### EXERCISE TASK:
Transcribe all of the data exactly. Omit the pictures.

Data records
***

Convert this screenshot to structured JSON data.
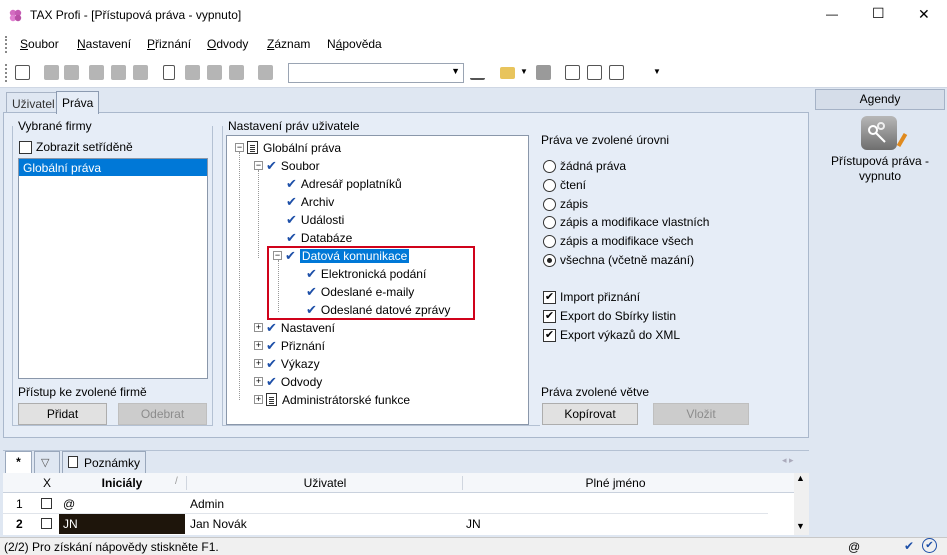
{
  "window": {
    "title": "TAX Profi - [Přístupová práva - vypnuto]",
    "minimize": "—",
    "maximize": "☐",
    "close": "✕"
  },
  "menu": [
    "Soubor",
    "Nastavení",
    "Přiznání",
    "Odvody",
    "Záznam",
    "Nápověda"
  ],
  "menu_underlined": [
    "S",
    "N",
    "P",
    "O",
    "Z",
    "á"
  ],
  "menu_rest": [
    "oubor",
    "astavení",
    "řiznání",
    "dvody",
    "áznam",
    "pověda"
  ],
  "menu_pre": [
    "",
    "",
    "",
    "",
    "",
    "N"
  ],
  "tabs": {
    "tab1": "Uživatel",
    "tab2": "Práva"
  },
  "firms": {
    "group_title": "Vybrané firmy",
    "sorted_label": "Zobrazit setříděně",
    "items": [
      "Globální práva"
    ],
    "access_label": "Přístup ke zvolené firmě",
    "add_button": "Přidat",
    "remove_button": "Odebrat"
  },
  "tree": {
    "group_title": "Nastavení práv uživatele",
    "nodes": [
      {
        "label": "Globální práva"
      },
      {
        "label": "Soubor"
      },
      {
        "label": "Adresář poplatníků"
      },
      {
        "label": "Archiv"
      },
      {
        "label": "Události"
      },
      {
        "label": "Databáze"
      },
      {
        "label": "Datová komunikace"
      },
      {
        "label": "Elektronická podání"
      },
      {
        "label": "Odeslané e-maily"
      },
      {
        "label": "Odeslané datové zprávy"
      },
      {
        "label": "Nastavení"
      },
      {
        "label": "Přiznání"
      },
      {
        "label": "Výkazy"
      },
      {
        "label": "Odvody"
      },
      {
        "label": "Administrátorské funkce"
      }
    ]
  },
  "rights": {
    "group_title": "Práva ve zvolené úrovni",
    "radios": [
      "žádná práva",
      "čtení",
      "zápis",
      "zápis a modifikace vlastních",
      "zápis a modifikace všech",
      "všechna (včetně mazání)"
    ],
    "selected_radio": 5,
    "checks": [
      "Import přiznání",
      "Export do Sbírky listin",
      "Export výkazů do XML"
    ],
    "branch_label": "Práva zvolené větve",
    "copy_button": "Kopírovat",
    "paste_button": "Vložit"
  },
  "agendy": {
    "header": "Agendy",
    "item_label": "Přístupová práva - vypnuto"
  },
  "bottom_tabs": {
    "star": "*",
    "notes": "Poznámky"
  },
  "grid": {
    "columns": [
      "",
      "X",
      "Iniciály",
      "Uživatel",
      "Plné jméno"
    ],
    "sort_arrow": "/",
    "rows": [
      {
        "num": "1",
        "initials": "@",
        "user": "Admin",
        "fullname": ""
      },
      {
        "num": "2",
        "initials": "JN",
        "user": "Jan Novák",
        "fullname": "JN"
      }
    ]
  },
  "status": {
    "text": "(2/2)  Pro získání nápovědy stiskněte F1.",
    "at": "@"
  },
  "colors": {
    "accent": "#0078d7",
    "selection": "#0078d7",
    "highlight_box": "#d0021b",
    "check_blue": "#1d4fa8"
  }
}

***

### COMPLETED EXERCISE:
Convert this screenshot to structured JSON data.
{
  "window": {
    "title": "TAX Profi - [Přístupová práva - vypnuto]",
    "minimize": "—",
    "maximize": "☐",
    "close": "✕"
  },
  "menu": [
    "Soubor",
    "Nastavení",
    "Přiznání",
    "Odvody",
    "Záznam",
    "Nápověda"
  ],
  "menu_underlined": [
    "S",
    "N",
    "P",
    "O",
    "Z",
    "á"
  ],
  "menu_rest": [
    "oubor",
    "astavení",
    "řiznání",
    "dvody",
    "áznam",
    "pověda"
  ],
  "menu_pre": [
    "",
    "",
    "",
    "",
    "",
    "N"
  ],
  "tabs": {
    "tab1": "Uživatel",
    "tab2": "Práva"
  },
  "firms": {
    "group_title": "Vybrané firmy",
    "sorted_label": "Zobrazit setříděně",
    "items": [
      "Globální práva"
    ],
    "access_label": "Přístup ke zvolené firmě",
    "add_button": "Přidat",
    "remove_button": "Odebrat"
  },
  "tree": {
    "group_title": "Nastavení práv uživatele",
    "nodes": [
      {
        "label": "Globální práva"
      },
      {
        "label": "Soubor"
      },
      {
        "label": "Adresář poplatníků"
      },
      {
        "label": "Archiv"
      },
      {
        "label": "Události"
      },
      {
        "label": "Databáze"
      },
      {
        "label": "Datová komunikace"
      },
      {
        "label": "Elektronická podání"
      },
      {
        "label": "Odeslané e-maily"
      },
      {
        "label": "Odeslané datové zprávy"
      },
      {
        "label": "Nastavení"
      },
      {
        "label": "Přiznání"
      },
      {
        "label": "Výkazy"
      },
      {
        "label": "Odvody"
      },
      {
        "label": "Administrátorské funkce"
      }
    ]
  },
  "rights": {
    "group_title": "Práva ve zvolené úrovni",
    "radios": [
      "žádná práva",
      "čtení",
      "zápis",
      "zápis a modifikace vlastních",
      "zápis a modifikace všech",
      "všechna (včetně mazání)"
    ],
    "selected_radio": 5,
    "checks": [
      "Import přiznání",
      "Export do Sbírky listin",
      "Export výkazů do XML"
    ],
    "branch_label": "Práva zvolené větve",
    "copy_button": "Kopírovat",
    "paste_button": "Vložit"
  },
  "agendy": {
    "header": "Agendy",
    "item_label": "Přístupová práva - vypnuto"
  },
  "bottom_tabs": {
    "star": "*",
    "notes": "Poznámky"
  },
  "grid": {
    "columns": [
      "",
      "X",
      "Iniciály",
      "Uživatel",
      "Plné jméno"
    ],
    "sort_arrow": "/",
    "rows": [
      {
        "num": "1",
        "initials": "@",
        "user": "Admin",
        "fullname": ""
      },
      {
        "num": "2",
        "initials": "JN",
        "user": "Jan Novák",
        "fullname": "JN"
      }
    ]
  },
  "status": {
    "text": "(2/2)  Pro získání nápovědy stiskněte F1.",
    "at": "@"
  },
  "colors": {
    "accent": "#0078d7",
    "selection": "#0078d7",
    "highlight_box": "#d0021b",
    "check_blue": "#1d4fa8"
  }
}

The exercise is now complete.